GIVEN PROBLEM
Return each line holding the string "ترجمة".

Saved entries
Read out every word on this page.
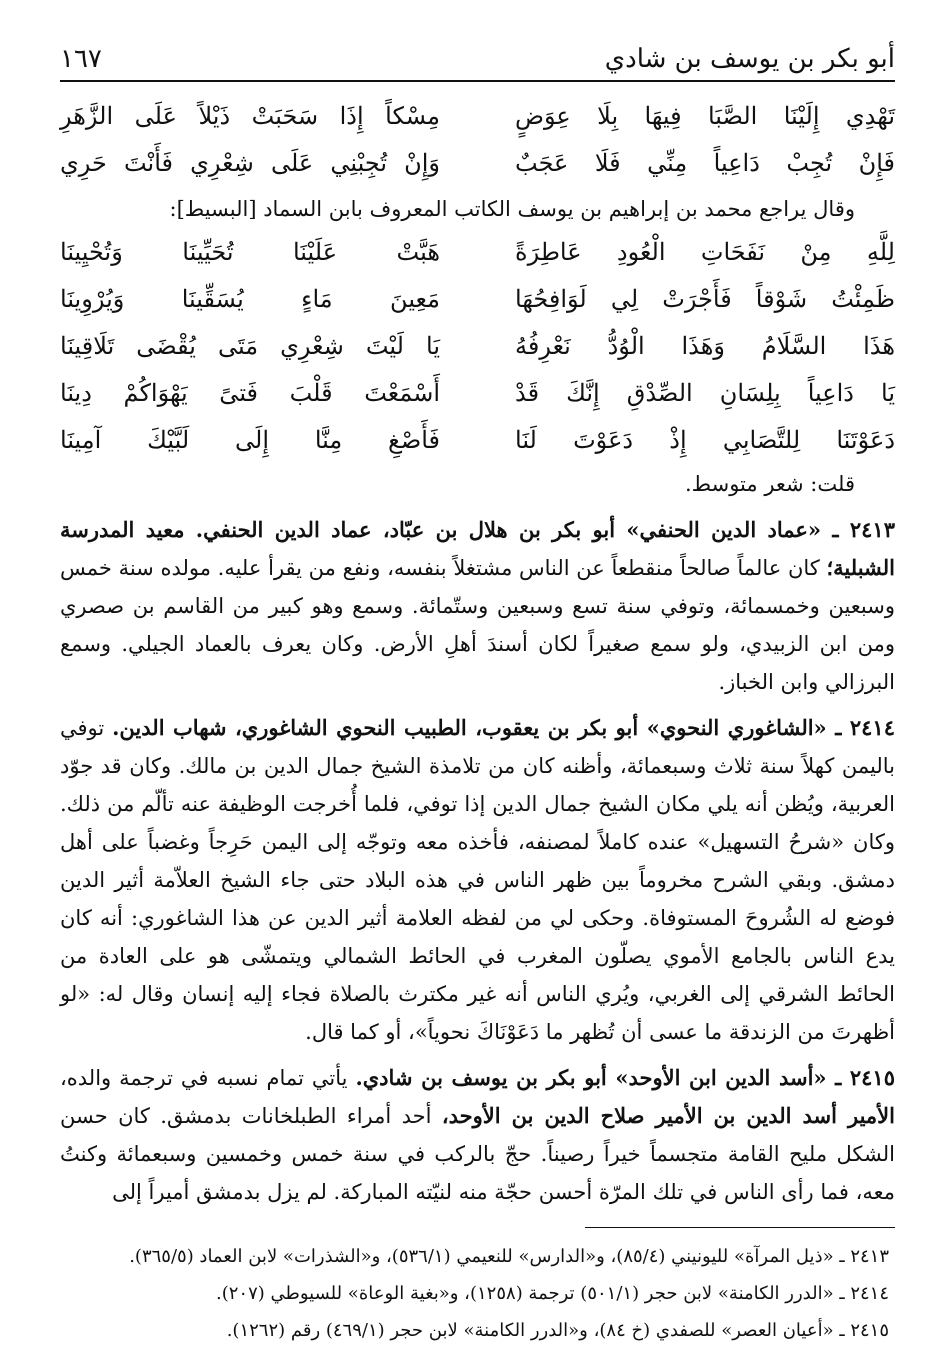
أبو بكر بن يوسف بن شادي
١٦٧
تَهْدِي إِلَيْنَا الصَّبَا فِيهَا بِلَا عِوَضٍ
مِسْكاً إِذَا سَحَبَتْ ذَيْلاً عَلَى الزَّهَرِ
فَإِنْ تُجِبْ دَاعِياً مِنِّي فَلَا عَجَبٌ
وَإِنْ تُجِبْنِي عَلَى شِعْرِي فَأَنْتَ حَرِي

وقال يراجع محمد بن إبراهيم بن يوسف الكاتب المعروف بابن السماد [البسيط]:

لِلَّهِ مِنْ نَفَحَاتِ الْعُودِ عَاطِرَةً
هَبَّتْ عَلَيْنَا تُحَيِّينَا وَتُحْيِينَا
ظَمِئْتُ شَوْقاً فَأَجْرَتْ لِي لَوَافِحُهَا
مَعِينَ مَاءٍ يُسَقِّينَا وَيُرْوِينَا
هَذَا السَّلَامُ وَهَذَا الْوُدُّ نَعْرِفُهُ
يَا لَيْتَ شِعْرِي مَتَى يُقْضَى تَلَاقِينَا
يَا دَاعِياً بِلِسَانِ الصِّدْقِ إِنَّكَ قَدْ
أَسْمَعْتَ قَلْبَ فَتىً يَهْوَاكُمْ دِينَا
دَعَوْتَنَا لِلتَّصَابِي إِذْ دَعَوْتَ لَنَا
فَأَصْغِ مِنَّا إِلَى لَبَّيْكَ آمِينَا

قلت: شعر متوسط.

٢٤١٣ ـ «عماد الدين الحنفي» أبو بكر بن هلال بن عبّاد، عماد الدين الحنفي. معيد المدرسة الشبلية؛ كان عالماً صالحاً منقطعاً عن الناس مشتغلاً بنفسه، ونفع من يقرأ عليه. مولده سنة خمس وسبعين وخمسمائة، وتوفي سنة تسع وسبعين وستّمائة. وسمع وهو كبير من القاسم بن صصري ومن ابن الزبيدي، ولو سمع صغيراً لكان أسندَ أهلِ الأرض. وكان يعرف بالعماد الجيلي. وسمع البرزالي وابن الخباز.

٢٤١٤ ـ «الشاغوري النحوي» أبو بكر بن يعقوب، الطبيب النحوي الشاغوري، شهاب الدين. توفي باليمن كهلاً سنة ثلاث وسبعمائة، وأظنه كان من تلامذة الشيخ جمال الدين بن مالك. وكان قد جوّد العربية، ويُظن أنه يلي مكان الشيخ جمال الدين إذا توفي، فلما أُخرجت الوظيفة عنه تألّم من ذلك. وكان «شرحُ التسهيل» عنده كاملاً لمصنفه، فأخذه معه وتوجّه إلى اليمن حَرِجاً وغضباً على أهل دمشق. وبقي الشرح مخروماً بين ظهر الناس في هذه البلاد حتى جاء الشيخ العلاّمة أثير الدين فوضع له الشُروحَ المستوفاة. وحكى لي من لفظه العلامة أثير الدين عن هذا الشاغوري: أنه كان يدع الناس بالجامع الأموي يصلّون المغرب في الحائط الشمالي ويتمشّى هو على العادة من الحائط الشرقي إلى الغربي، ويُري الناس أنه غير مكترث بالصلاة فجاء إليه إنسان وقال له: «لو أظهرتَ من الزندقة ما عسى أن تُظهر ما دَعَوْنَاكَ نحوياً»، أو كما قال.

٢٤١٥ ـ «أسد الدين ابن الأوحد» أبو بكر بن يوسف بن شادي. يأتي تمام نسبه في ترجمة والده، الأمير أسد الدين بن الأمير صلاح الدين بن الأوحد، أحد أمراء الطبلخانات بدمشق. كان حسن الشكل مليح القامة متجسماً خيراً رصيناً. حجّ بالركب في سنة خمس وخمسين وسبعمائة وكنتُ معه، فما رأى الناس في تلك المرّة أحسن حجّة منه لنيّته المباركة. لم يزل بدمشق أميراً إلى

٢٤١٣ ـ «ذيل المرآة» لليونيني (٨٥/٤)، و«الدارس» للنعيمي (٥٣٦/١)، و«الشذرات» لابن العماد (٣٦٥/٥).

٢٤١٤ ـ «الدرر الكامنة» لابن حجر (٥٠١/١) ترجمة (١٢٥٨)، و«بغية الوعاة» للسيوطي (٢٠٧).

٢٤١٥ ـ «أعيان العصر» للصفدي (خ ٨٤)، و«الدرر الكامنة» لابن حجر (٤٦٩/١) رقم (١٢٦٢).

REPLY TO THE EXERCISE
٢٤١٥ ـ «أسد الدين ابن الأوحد» أبو بكر بن يوسف بن شادي. يأتي تمام نسبه في ترجمة والده، الأمير أسد الدين بن الأمير صلاح الدين بن الأوحد، أحد أمراء الطبلخانات بدمشق. كان حسن الشكل مليح القامة متجسماً خيراً رصيناً. حجّ بالركب في سنة خمس وخمسين وسبعمائة وكنتُ معه، فما رأى الناس في تلك المرّة أحسن حجّة منه لنيّته المباركة. لم يزل بدمشق أميراً إلى
٢٤١٤ ـ «الدرر الكامنة» لابن حجر (٥٠١/١) ترجمة (١٢٥٨)، و«بغية الوعاة» للسيوطي (٢٠٧).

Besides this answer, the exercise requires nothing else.